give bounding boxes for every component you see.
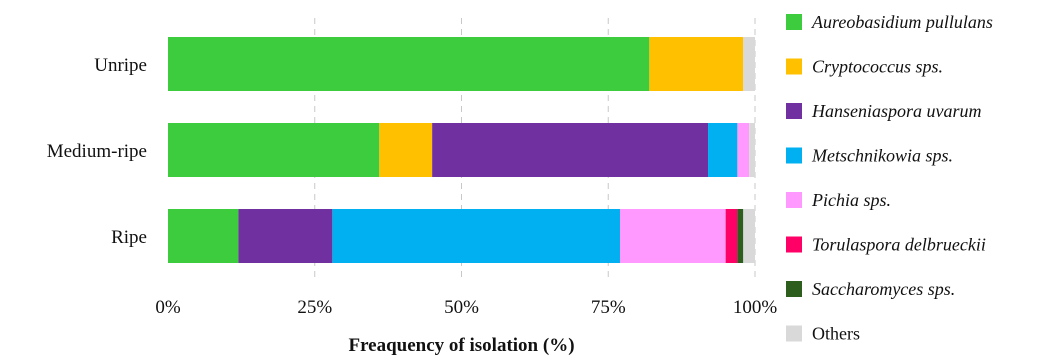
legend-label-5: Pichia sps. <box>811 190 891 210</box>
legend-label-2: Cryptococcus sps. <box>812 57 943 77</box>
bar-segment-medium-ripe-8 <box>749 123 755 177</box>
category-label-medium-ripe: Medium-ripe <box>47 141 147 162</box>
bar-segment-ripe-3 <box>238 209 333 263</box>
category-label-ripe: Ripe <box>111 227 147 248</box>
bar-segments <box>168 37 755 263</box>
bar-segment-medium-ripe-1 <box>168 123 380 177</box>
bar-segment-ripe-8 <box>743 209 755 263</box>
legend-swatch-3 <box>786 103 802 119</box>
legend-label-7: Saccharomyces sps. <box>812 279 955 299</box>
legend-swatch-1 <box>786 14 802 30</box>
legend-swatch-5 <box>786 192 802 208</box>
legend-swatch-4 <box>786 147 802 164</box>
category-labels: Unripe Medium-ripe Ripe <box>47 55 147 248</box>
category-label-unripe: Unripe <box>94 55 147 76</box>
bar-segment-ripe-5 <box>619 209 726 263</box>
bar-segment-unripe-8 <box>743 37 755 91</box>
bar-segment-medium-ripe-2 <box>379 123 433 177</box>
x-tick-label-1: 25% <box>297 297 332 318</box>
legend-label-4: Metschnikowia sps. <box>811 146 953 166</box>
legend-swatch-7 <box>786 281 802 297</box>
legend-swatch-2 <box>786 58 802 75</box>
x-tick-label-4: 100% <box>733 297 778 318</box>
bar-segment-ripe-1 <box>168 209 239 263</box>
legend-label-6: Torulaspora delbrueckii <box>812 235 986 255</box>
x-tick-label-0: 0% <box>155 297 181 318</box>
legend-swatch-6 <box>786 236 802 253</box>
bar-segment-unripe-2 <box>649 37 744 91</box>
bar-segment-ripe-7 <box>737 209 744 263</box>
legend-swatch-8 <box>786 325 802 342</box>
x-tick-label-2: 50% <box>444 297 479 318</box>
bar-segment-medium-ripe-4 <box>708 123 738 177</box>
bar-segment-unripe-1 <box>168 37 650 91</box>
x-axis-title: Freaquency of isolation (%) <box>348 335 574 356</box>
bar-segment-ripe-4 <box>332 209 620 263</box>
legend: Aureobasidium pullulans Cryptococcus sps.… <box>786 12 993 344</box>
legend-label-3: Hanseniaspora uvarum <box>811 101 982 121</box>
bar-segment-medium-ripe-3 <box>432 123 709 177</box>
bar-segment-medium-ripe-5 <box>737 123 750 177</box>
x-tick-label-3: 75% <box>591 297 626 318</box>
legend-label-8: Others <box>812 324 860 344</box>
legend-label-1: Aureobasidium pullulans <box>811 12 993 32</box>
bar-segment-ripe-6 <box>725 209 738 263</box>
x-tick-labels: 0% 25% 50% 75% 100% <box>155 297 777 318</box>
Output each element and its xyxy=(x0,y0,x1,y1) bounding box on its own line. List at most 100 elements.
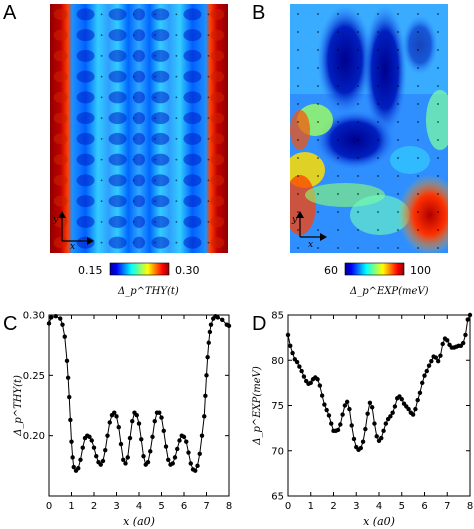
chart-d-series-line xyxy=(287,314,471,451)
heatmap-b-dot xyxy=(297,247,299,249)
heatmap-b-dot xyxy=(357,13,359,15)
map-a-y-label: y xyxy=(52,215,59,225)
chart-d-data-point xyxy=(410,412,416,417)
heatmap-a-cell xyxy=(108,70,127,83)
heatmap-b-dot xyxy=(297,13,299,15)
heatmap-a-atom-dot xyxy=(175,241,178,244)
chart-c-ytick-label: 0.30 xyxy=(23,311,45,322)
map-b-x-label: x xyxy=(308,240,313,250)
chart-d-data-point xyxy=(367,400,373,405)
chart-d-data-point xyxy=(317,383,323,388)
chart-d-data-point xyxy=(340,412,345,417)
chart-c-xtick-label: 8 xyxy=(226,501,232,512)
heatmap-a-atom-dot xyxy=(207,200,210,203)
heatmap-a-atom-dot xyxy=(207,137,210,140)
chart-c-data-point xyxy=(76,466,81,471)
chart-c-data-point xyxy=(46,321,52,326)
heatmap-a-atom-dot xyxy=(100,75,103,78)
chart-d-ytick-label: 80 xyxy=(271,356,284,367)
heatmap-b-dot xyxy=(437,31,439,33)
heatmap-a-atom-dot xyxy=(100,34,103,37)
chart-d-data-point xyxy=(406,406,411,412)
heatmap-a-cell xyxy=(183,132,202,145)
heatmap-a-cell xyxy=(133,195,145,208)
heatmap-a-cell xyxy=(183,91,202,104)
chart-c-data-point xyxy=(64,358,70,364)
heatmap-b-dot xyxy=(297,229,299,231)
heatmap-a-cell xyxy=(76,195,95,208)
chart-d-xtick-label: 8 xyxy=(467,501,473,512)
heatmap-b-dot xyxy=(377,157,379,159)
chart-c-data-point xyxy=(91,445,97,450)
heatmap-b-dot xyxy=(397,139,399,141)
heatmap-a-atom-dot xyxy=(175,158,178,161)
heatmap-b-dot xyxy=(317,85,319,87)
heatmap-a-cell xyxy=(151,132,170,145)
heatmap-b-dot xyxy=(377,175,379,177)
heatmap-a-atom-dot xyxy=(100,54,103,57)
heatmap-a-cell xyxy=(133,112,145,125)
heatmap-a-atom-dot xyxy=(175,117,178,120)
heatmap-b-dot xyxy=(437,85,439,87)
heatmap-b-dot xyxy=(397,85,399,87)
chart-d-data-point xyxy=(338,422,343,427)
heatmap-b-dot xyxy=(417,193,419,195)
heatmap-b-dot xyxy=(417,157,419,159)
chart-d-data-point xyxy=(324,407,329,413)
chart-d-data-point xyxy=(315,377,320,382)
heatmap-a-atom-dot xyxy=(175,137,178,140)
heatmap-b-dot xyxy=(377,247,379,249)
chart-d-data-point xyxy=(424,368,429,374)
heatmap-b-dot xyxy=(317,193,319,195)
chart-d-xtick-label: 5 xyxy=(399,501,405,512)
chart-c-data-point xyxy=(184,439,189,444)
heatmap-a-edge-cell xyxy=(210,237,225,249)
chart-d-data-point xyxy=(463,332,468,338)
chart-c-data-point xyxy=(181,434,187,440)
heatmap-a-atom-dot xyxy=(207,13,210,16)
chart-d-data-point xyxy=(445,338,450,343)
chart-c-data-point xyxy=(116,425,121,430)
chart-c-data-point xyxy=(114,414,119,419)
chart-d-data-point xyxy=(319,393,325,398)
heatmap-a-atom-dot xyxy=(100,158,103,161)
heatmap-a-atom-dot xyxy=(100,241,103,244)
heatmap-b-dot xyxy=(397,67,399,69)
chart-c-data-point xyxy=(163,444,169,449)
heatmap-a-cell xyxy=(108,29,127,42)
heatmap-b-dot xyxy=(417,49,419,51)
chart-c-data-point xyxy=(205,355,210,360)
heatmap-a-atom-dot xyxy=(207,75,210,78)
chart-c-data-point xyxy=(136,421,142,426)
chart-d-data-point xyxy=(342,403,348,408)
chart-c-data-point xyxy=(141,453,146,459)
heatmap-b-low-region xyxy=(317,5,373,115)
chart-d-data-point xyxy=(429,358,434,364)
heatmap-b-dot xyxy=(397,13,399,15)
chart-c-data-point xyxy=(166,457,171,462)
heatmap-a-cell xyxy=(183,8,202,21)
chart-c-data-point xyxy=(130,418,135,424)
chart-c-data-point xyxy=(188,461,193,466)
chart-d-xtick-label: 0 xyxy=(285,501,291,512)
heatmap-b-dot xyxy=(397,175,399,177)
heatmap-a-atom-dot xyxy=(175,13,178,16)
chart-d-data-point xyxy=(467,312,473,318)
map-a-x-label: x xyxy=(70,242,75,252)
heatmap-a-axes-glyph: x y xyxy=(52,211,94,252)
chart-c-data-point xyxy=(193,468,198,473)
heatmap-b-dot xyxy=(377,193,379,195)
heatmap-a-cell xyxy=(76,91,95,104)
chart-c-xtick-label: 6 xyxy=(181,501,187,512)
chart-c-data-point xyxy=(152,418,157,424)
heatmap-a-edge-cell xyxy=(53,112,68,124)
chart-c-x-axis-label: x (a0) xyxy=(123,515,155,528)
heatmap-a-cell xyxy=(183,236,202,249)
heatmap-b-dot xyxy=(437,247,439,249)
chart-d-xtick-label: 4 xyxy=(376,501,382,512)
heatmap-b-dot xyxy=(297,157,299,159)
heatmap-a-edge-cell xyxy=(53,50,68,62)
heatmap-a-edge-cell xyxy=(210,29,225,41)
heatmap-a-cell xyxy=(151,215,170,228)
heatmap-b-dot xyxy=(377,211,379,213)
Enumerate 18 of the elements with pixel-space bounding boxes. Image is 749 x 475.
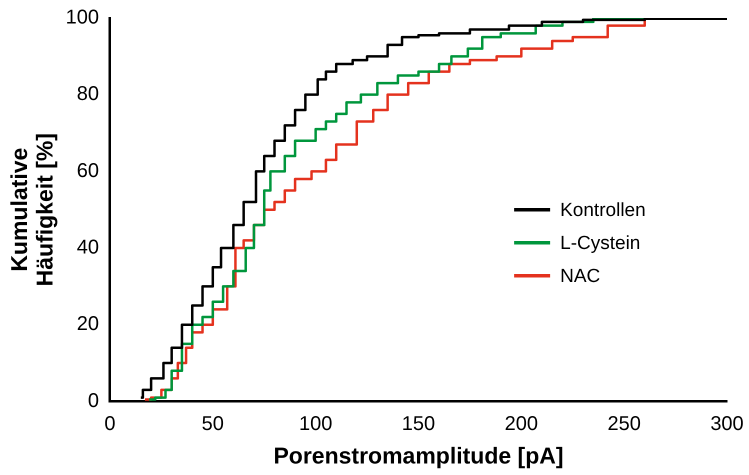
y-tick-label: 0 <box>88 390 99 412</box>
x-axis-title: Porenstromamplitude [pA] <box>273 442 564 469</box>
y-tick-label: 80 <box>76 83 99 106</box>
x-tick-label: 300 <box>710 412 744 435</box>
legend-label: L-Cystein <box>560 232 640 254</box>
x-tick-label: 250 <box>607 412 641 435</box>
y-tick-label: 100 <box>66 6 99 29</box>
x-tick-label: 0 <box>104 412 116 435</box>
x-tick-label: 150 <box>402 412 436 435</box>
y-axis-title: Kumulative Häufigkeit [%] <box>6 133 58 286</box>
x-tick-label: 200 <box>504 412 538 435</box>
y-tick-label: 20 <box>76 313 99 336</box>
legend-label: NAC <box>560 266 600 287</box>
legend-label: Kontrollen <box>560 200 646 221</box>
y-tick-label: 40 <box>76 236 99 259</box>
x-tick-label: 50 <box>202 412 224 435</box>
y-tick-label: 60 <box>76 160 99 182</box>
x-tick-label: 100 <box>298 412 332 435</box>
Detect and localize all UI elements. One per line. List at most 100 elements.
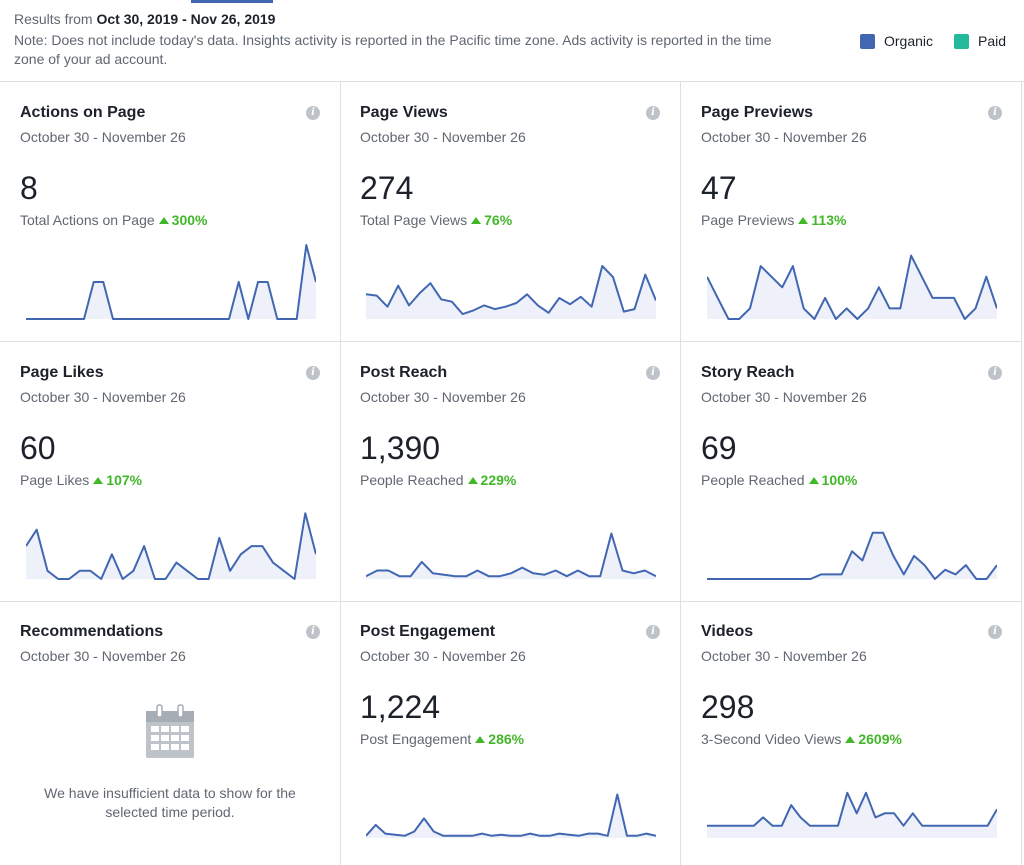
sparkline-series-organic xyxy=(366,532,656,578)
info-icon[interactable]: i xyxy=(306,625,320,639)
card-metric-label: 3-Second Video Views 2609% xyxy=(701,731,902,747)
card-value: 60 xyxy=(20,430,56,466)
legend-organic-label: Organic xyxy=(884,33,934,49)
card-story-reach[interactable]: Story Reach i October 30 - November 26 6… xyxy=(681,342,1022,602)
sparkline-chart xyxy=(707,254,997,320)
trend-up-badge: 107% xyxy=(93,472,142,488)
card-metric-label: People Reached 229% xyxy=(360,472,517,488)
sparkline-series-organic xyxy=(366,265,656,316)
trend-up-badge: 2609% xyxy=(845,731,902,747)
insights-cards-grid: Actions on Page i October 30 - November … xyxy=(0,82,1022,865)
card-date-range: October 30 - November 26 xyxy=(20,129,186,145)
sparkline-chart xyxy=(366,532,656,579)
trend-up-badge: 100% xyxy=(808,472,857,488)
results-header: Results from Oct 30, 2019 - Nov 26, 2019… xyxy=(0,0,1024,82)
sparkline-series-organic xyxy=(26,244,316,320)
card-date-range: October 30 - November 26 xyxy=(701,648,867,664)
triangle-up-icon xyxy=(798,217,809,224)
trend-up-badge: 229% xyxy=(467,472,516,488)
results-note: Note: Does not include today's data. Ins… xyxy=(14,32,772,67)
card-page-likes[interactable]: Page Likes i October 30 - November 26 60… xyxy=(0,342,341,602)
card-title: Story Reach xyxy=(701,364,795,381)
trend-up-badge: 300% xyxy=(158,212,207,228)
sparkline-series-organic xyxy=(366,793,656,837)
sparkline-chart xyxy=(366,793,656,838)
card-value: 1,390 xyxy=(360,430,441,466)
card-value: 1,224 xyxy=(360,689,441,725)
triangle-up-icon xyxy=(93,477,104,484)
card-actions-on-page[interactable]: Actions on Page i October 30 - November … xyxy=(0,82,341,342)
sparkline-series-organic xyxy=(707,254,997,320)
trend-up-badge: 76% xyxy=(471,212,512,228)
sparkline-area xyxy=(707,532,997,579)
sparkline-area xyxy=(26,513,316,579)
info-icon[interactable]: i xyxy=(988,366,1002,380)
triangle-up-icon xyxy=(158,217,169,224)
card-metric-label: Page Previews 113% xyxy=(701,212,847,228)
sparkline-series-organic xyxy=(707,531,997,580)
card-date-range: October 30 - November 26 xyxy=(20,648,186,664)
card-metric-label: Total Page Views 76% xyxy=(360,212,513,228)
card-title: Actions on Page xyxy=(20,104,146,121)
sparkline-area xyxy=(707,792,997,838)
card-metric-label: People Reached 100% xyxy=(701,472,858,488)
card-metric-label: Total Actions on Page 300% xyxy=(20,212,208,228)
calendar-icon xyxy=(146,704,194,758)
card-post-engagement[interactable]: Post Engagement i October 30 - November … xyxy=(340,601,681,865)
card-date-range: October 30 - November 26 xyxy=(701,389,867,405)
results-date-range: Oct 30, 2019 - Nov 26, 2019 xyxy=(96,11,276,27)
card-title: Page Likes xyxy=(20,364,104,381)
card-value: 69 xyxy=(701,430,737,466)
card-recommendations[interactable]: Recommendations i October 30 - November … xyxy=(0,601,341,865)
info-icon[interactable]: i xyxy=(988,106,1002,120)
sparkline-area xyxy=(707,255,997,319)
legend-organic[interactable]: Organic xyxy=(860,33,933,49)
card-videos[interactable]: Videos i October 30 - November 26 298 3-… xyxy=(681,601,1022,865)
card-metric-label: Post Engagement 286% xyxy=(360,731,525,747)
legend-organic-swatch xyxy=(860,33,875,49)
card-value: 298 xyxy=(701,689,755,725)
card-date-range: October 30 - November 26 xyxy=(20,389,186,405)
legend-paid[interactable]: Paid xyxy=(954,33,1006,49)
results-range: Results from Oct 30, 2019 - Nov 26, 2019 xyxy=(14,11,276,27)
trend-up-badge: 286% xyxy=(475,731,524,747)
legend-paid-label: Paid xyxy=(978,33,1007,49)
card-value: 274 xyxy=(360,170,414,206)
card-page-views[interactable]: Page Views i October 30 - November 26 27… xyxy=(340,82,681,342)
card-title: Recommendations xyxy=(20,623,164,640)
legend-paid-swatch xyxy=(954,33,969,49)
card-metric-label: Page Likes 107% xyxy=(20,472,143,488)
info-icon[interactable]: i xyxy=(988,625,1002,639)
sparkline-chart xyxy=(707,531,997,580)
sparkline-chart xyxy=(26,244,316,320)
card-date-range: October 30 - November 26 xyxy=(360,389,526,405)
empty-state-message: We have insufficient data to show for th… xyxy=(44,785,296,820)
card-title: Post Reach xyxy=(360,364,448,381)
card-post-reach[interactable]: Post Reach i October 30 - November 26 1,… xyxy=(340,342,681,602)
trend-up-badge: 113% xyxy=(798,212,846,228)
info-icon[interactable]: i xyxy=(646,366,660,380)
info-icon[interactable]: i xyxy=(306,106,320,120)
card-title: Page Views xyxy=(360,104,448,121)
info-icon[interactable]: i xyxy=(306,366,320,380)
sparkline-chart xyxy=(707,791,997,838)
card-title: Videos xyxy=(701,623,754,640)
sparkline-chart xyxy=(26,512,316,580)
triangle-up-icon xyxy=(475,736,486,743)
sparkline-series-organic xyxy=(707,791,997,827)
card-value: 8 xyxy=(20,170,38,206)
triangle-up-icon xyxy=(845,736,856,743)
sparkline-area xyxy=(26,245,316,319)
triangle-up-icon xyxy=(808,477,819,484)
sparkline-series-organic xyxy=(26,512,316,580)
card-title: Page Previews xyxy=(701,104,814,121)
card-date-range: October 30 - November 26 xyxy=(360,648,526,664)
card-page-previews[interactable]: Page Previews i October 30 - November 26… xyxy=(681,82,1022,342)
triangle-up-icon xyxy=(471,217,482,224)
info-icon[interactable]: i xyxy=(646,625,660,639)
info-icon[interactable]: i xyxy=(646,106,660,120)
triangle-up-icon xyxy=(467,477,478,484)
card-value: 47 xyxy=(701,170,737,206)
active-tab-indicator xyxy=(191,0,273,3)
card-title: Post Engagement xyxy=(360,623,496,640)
§
* [AIM]: Pull out every line above that contains the string "metric", matching its case exactly, and copy each one in full.

* [COMPLETE OUTPUT]:
card-metric-label: 3-Second Video Views 2609% xyxy=(701,731,902,747)
card-metric-label: People Reached 229% xyxy=(360,472,517,488)
card-metric-label: Page Previews 113% xyxy=(701,212,847,228)
card-metric-label: Total Page Views 76% xyxy=(360,212,513,228)
card-metric-label: People Reached 100% xyxy=(701,472,858,488)
card-metric-label: Total Actions on Page 300% xyxy=(20,212,208,228)
card-metric-label: Post Engagement 286% xyxy=(360,731,525,747)
card-metric-label: Page Likes 107% xyxy=(20,472,143,488)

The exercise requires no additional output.